• Exercise requirements: From the data that follows, copy every line holding the string "JSON".

==*==

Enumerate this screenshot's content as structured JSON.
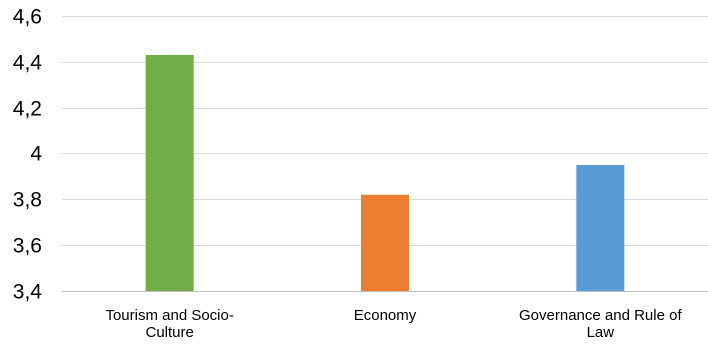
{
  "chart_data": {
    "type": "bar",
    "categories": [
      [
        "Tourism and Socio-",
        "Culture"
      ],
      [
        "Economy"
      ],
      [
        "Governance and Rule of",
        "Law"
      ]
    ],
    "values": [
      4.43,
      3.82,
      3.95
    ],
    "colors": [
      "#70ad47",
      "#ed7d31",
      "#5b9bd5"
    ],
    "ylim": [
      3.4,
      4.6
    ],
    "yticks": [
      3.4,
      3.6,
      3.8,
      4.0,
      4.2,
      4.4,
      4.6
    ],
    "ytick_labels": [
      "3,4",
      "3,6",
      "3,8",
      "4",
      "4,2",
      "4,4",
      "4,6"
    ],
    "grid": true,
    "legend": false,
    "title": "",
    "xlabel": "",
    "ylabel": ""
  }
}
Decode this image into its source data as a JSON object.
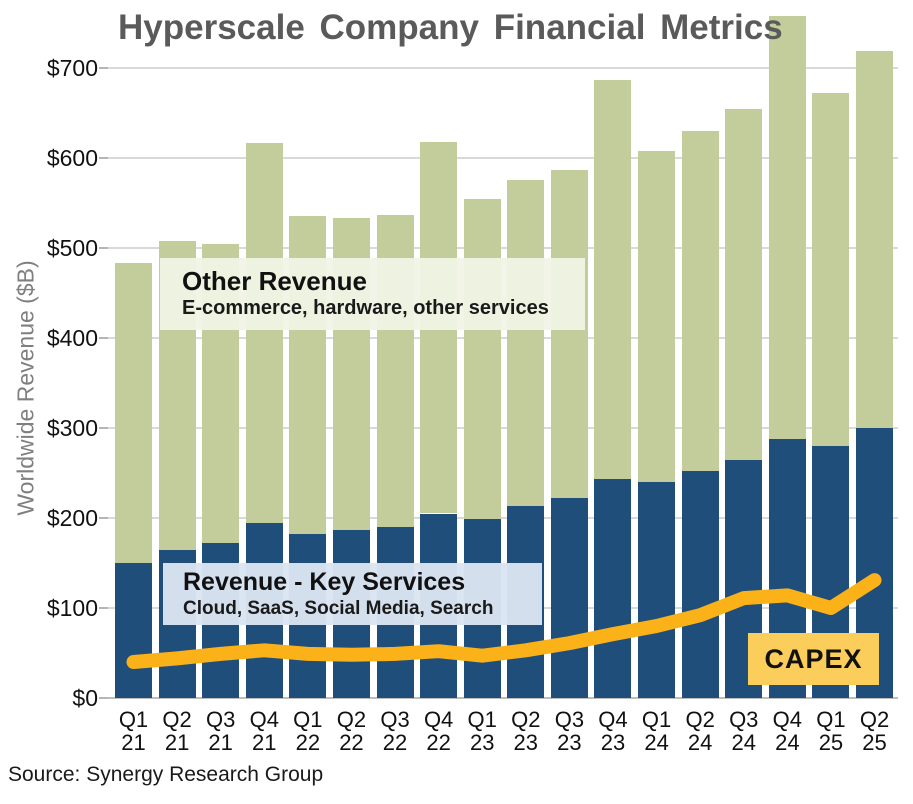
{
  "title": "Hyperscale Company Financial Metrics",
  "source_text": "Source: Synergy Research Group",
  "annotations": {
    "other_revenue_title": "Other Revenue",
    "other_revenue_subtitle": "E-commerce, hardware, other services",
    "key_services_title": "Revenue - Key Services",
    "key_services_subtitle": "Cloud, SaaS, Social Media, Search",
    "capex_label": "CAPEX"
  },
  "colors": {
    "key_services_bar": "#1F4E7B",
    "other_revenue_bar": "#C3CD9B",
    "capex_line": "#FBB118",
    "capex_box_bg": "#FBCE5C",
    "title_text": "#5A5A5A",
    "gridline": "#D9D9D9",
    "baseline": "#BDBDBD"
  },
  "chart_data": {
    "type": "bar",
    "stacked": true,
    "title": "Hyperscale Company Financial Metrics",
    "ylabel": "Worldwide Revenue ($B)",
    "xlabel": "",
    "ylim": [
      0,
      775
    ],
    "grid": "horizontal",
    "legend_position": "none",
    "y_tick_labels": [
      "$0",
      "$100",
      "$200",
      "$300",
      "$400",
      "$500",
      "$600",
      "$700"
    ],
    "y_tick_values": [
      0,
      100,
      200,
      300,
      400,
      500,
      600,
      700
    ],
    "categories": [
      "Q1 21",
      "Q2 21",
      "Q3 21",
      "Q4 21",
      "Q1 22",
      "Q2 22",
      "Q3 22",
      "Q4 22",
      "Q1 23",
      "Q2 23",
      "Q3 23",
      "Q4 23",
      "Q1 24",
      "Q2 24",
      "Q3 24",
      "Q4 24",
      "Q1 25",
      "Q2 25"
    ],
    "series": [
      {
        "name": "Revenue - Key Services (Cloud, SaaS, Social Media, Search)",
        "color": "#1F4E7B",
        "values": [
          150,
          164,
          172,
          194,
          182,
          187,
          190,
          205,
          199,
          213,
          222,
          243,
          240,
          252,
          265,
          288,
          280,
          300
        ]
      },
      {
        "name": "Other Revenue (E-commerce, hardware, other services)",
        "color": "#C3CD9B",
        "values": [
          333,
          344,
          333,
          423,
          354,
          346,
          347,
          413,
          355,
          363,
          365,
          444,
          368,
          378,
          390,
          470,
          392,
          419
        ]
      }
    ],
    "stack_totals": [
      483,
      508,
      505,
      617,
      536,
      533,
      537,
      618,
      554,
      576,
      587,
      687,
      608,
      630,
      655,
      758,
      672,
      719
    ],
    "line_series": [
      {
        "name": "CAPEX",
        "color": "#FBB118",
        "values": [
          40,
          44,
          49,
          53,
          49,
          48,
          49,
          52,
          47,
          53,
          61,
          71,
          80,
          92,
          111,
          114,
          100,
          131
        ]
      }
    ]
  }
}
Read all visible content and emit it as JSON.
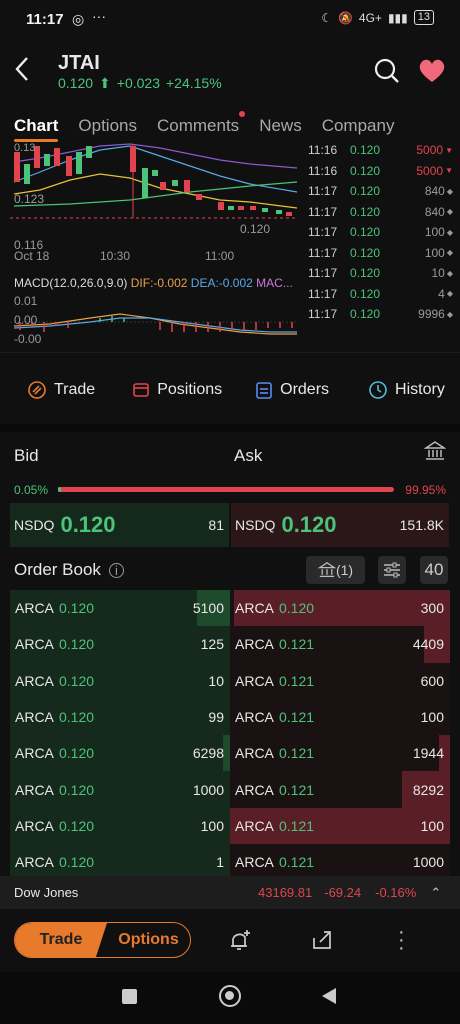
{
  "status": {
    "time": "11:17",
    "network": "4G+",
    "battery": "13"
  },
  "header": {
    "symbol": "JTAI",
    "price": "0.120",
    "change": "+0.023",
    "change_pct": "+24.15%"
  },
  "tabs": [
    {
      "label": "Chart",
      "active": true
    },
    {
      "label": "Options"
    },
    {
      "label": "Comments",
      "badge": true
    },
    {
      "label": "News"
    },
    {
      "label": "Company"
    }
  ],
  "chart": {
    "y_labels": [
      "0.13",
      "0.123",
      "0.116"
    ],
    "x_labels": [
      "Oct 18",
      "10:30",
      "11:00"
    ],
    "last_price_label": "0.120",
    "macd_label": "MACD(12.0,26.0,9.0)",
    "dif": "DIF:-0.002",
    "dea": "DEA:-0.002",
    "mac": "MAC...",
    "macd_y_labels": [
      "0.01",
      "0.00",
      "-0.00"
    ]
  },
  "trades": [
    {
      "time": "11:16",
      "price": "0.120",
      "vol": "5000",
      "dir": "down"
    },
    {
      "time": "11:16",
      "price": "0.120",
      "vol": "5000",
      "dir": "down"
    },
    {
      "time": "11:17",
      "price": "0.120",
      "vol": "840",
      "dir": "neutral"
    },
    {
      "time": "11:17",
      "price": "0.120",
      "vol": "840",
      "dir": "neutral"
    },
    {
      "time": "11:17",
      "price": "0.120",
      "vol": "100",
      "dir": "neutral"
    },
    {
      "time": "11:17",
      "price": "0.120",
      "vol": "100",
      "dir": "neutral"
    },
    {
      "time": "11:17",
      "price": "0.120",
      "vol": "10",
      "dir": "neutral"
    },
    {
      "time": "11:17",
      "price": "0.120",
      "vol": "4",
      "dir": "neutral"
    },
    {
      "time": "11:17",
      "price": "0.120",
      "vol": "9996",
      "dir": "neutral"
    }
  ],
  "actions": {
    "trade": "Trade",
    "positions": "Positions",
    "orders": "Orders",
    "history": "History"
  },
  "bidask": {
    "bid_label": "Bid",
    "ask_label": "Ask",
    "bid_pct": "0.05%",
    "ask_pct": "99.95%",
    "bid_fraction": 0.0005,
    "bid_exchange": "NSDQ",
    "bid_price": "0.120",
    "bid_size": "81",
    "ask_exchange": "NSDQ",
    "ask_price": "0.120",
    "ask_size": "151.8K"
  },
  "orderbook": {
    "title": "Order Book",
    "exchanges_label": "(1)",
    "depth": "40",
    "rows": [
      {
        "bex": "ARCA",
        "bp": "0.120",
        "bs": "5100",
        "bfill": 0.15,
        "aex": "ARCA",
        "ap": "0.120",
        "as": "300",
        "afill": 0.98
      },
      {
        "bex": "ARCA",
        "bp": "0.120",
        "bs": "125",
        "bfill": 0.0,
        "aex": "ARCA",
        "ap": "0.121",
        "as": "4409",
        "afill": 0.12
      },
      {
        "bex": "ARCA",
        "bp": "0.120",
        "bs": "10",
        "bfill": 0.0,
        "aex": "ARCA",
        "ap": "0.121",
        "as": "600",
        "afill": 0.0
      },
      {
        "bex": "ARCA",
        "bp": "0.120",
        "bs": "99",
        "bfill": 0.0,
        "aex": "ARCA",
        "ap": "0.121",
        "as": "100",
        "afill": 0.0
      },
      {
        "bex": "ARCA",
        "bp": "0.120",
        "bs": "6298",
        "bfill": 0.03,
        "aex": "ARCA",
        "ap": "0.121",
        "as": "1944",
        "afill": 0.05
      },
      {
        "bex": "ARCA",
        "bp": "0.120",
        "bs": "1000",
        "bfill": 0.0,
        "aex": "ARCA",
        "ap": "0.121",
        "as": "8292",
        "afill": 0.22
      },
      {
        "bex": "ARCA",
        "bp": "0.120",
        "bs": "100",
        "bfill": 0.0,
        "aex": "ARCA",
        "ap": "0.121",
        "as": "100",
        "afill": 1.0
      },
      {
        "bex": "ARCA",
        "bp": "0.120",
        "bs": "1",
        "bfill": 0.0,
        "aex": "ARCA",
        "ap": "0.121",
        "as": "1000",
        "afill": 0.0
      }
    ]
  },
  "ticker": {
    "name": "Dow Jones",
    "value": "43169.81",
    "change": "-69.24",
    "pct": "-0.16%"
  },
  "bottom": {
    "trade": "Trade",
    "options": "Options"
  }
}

==*==

• The result:
Enumerate this screenshot's content as structured JSON.
Decode this image into its source data as a JSON object.
Read all visible content and emit it as JSON.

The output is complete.